**WHAT YOU NEED TO DO**:
Without the pictures, print each of the records below exactly as it appears.

**DATASET EXTRACT**:
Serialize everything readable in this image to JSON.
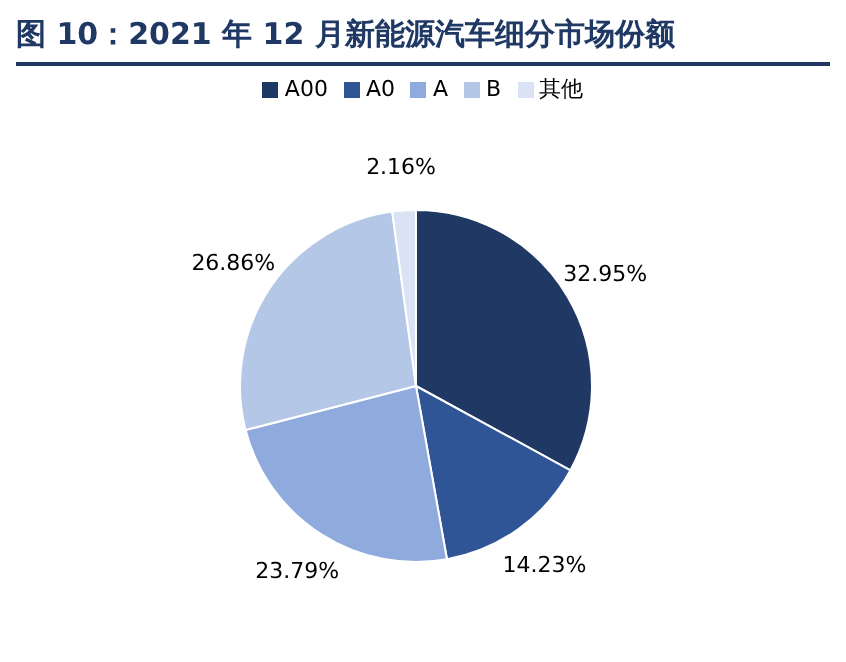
{
  "chart_data": {
    "type": "pie",
    "title": "图 10：2021 年 12 月新能源汽车细分市场份额",
    "categories": [
      "A00",
      "A0",
      "A",
      "B",
      "其他"
    ],
    "values": [
      32.95,
      14.23,
      23.79,
      26.86,
      2.16
    ],
    "colors": [
      "#1f3864",
      "#2f5597",
      "#8faadc",
      "#b4c7e7",
      "#dae3f3"
    ],
    "value_labels": [
      "32.95%",
      "14.23%",
      "23.79%",
      "26.86%",
      "2.16%"
    ],
    "legend": "top"
  }
}
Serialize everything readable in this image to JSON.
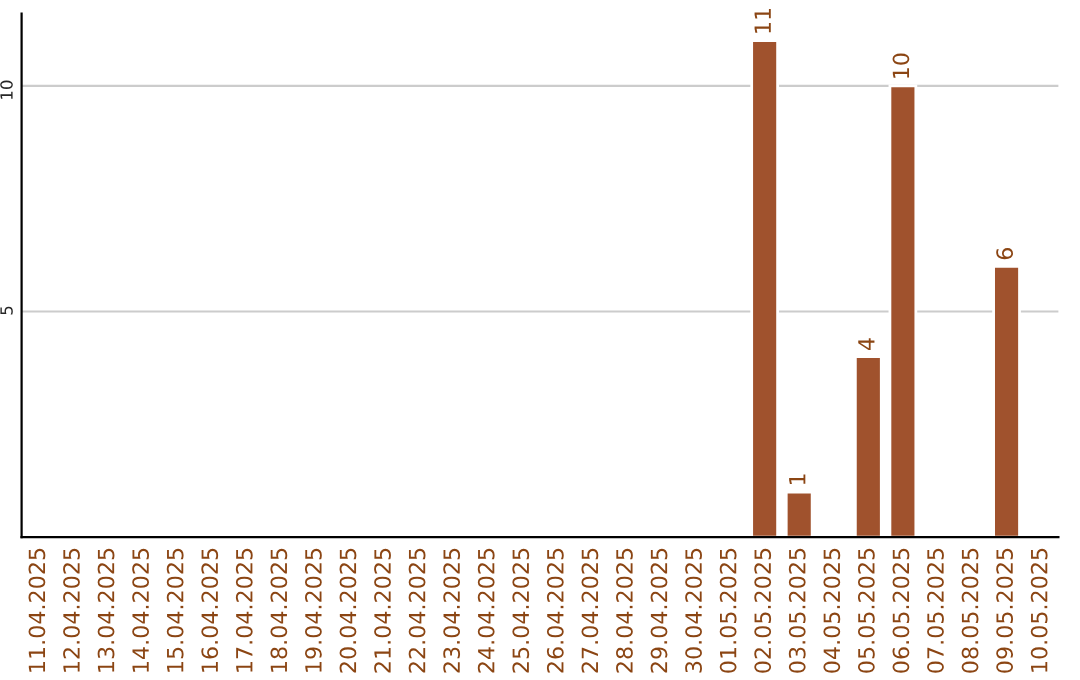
{
  "chart_data": {
    "type": "bar",
    "categories": [
      "11.04.2025",
      "12.04.2025",
      "13.04.2025",
      "14.04.2025",
      "15.04.2025",
      "16.04.2025",
      "17.04.2025",
      "18.04.2025",
      "19.04.2025",
      "20.04.2025",
      "21.04.2025",
      "22.04.2025",
      "23.04.2025",
      "24.04.2025",
      "25.04.2025",
      "26.04.2025",
      "27.04.2025",
      "28.04.2025",
      "29.04.2025",
      "30.04.2025",
      "01.05.2025",
      "02.05.2025",
      "03.05.2025",
      "04.05.2025",
      "05.05.2025",
      "06.05.2025",
      "07.05.2025",
      "08.05.2025",
      "09.05.2025",
      "10.05.2025"
    ],
    "values": [
      null,
      null,
      null,
      null,
      null,
      null,
      null,
      null,
      null,
      null,
      null,
      null,
      null,
      null,
      null,
      null,
      null,
      null,
      null,
      null,
      null,
      11,
      1,
      null,
      4,
      10,
      null,
      null,
      6,
      null
    ],
    "value_labels": [
      null,
      null,
      null,
      null,
      null,
      null,
      null,
      null,
      null,
      null,
      null,
      null,
      null,
      null,
      null,
      null,
      null,
      null,
      null,
      null,
      null,
      "11",
      "1",
      null,
      "4",
      "10",
      null,
      null,
      "6",
      null
    ],
    "color": "#a0522d",
    "ylim": [
      0,
      11.6
    ],
    "yticks": [
      5,
      10
    ],
    "grid": "y",
    "legend": false
  }
}
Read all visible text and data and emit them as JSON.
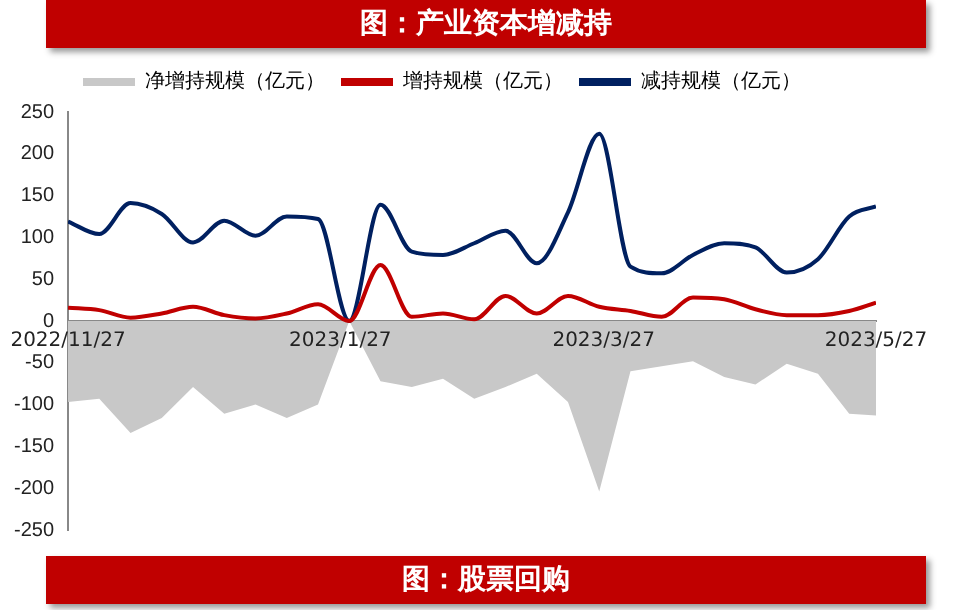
{
  "chart_data": {
    "type": "line",
    "title": "图：产业资本增减持",
    "annotations": [
      "图：股票回购"
    ],
    "x": [
      "2022-11-27",
      "2022-12-04",
      "2022-12-11",
      "2022-12-18",
      "2022-12-25",
      "2023-01-01",
      "2023-01-08",
      "2023-01-15",
      "2023-01-22",
      "2023-01-29",
      "2023-02-05",
      "2023-02-12",
      "2023-02-19",
      "2023-02-26",
      "2023-03-05",
      "2023-03-12",
      "2023-03-19",
      "2023-03-26",
      "2023-04-02",
      "2023-04-09",
      "2023-04-16",
      "2023-04-23",
      "2023-04-30",
      "2023-05-07",
      "2023-05-14",
      "2023-05-21",
      "2023-05-27"
    ],
    "series": [
      {
        "name": "净增持规模（亿元）",
        "type": "area",
        "color": "#c8c8c8",
        "values": [
          -97,
          -93,
          -134,
          -116,
          -79,
          -111,
          -100,
          -116,
          -100,
          0,
          -72,
          -79,
          -69,
          -93,
          -79,
          -63,
          -97,
          -204,
          -60,
          -54,
          -48,
          -67,
          -76,
          -51,
          -63,
          -111,
          -113
        ]
      },
      {
        "name": "增持规模（亿元）",
        "type": "line",
        "color": "#c00000",
        "values": [
          16,
          13,
          4,
          9,
          17,
          7,
          3,
          9,
          20,
          0,
          67,
          5,
          9,
          2,
          30,
          9,
          30,
          17,
          12,
          5,
          28,
          26,
          14,
          7,
          7,
          12,
          22
        ]
      },
      {
        "name": "减持规模（亿元）",
        "type": "line",
        "color": "#002060",
        "values": [
          119,
          104,
          141,
          128,
          94,
          120,
          102,
          125,
          122,
          0,
          139,
          83,
          79,
          93,
          108,
          69,
          130,
          224,
          65,
          57,
          79,
          93,
          88,
          58,
          74,
          125,
          137
        ]
      }
    ],
    "xlim": [
      "2022-11-27",
      "2023-05-27"
    ],
    "xticks": [
      {
        "value": "2022-11-27",
        "label": "2022/11/27"
      },
      {
        "value": "2023-01-27",
        "label": "2023/1/27"
      },
      {
        "value": "2023-03-27",
        "label": "2023/3/27"
      },
      {
        "value": "2023-05-27",
        "label": "2023/5/27"
      }
    ],
    "ylim": [
      -250,
      250
    ],
    "yticks": [
      -250,
      -200,
      -150,
      -100,
      -50,
      0,
      50,
      100,
      150,
      200,
      250
    ],
    "grid": false,
    "legend": "top",
    "marker": "none",
    "line_style": "solid"
  }
}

**REPLY**:
Serialize everything readable in this image to JSON.
{
  "chart_data": {
    "type": "pie",
    "title": "图 10：2021 年 12 月新能源汽车细分市场份额",
    "categories": [
      "A00",
      "A0",
      "A",
      "B",
      "其他"
    ],
    "values": [
      32.95,
      14.23,
      23.79,
      26.86,
      2.16
    ],
    "colors": [
      "#1f3864",
      "#2f5597",
      "#8faadc",
      "#b4c7e7",
      "#dae3f3"
    ],
    "value_labels": [
      "32.95%",
      "14.23%",
      "23.79%",
      "26.86%",
      "2.16%"
    ],
    "legend": "top"
  }
}
Serialize everything readable in this image to JSON.
{
  "chart_data": {
    "type": "bar",
    "categories": [
      "11.04.2025",
      "12.04.2025",
      "13.04.2025",
      "14.04.2025",
      "15.04.2025",
      "16.04.2025",
      "17.04.2025",
      "18.04.2025",
      "19.04.2025",
      "20.04.2025",
      "21.04.2025",
      "22.04.2025",
      "23.04.2025",
      "24.04.2025",
      "25.04.2025",
      "26.04.2025",
      "27.04.2025",
      "28.04.2025",
      "29.04.2025",
      "30.04.2025",
      "01.05.2025",
      "02.05.2025",
      "03.05.2025",
      "04.05.2025",
      "05.05.2025",
      "06.05.2025",
      "07.05.2025",
      "08.05.2025",
      "09.05.2025",
      "10.05.2025"
    ],
    "values": [
      null,
      null,
      null,
      null,
      null,
      null,
      null,
      null,
      null,
      null,
      null,
      null,
      null,
      null,
      null,
      null,
      null,
      null,
      null,
      null,
      null,
      11,
      1,
      null,
      4,
      10,
      null,
      null,
      6,
      null
    ],
    "value_labels": [
      null,
      null,
      null,
      null,
      null,
      null,
      null,
      null,
      null,
      null,
      null,
      null,
      null,
      null,
      null,
      null,
      null,
      null,
      null,
      null,
      null,
      "11",
      "1",
      null,
      "4",
      "10",
      null,
      null,
      "6",
      null
    ],
    "color": "#a0522d",
    "ylim": [
      0,
      11.6
    ],
    "yticks": [
      5,
      10
    ],
    "grid": "y",
    "legend": false
  }
}
Read all visible text and data and emit them as JSON.
{
  "chart_data": {
    "type": "line",
    "title": "图：产业资本增减持",
    "annotations": [
      "图：股票回购"
    ],
    "x": [
      "2022-11-27",
      "2022-12-04",
      "2022-12-11",
      "2022-12-18",
      "2022-12-25",
      "2023-01-01",
      "2023-01-08",
      "2023-01-15",
      "2023-01-22",
      "2023-01-29",
      "2023-02-05",
      "2023-02-12",
      "2023-02-19",
      "2023-02-26",
      "2023-03-05",
      "2023-03-12",
      "2023-03-19",
      "2023-03-26",
      "2023-04-02",
      "2023-04-09",
      "2023-04-16",
      "2023-04-23",
      "2023-04-30",
      "2023-05-07",
      "2023-05-14",
      "2023-05-21",
      "2023-05-27"
    ],
    "series": [
      {
        "name": "净增持规模（亿元）",
        "type": "area",
        "color": "#c8c8c8",
        "values": [
          -97,
          -93,
          -134,
          -116,
          -79,
          -111,
          -100,
          -116,
          -100,
          0,
          -72,
          -79,
          -69,
          -93,
          -79,
          -63,
          -97,
          -204,
          -60,
          -54,
          -48,
          -67,
          -76,
          -51,
          -63,
          -111,
          -113
        ]
      },
      {
        "name": "增持规模（亿元）",
        "type": "line",
        "color": "#c00000",
        "values": [
          16,
          13,
          4,
          9,
          17,
          7,
          3,
          9,
          20,
          0,
          67,
          5,
          9,
          2,
          30,
          9,
          30,
          17,
          12,
          5,
          28,
          26,
          14,
          7,
          7,
          12,
          22
        ]
      },
      {
        "name": "减持规模（亿元）",
        "type": "line",
        "color": "#002060",
        "values": [
          119,
          104,
          141,
          128,
          94,
          120,
          102,
          125,
          122,
          0,
          139,
          83,
          79,
          93,
          108,
          69,
          130,
          224,
          65,
          57,
          79,
          93,
          88,
          58,
          74,
          125,
          137
        ]
      }
    ],
    "xlim": [
      "2022-11-27",
      "2023-05-27"
    ],
    "xticks": [
      {
        "value": "2022-11-27",
        "label": "2022/11/27"
      },
      {
        "value": "2023-01-27",
        "label": "2023/1/27"
      },
      {
        "value": "2023-03-27",
        "label": "2023/3/27"
      },
      {
        "value": "2023-05-27",
        "label": "2023/5/27"
      }
    ],
    "ylim": [
      -250,
      250
    ],
    "yticks": [
      -250,
      -200,
      -150,
      -100,
      -50,
      0,
      50,
      100,
      150,
      200,
      250
    ],
    "grid": false,
    "legend": "top",
    "marker": "none",
    "line_style": "solid"
  }
}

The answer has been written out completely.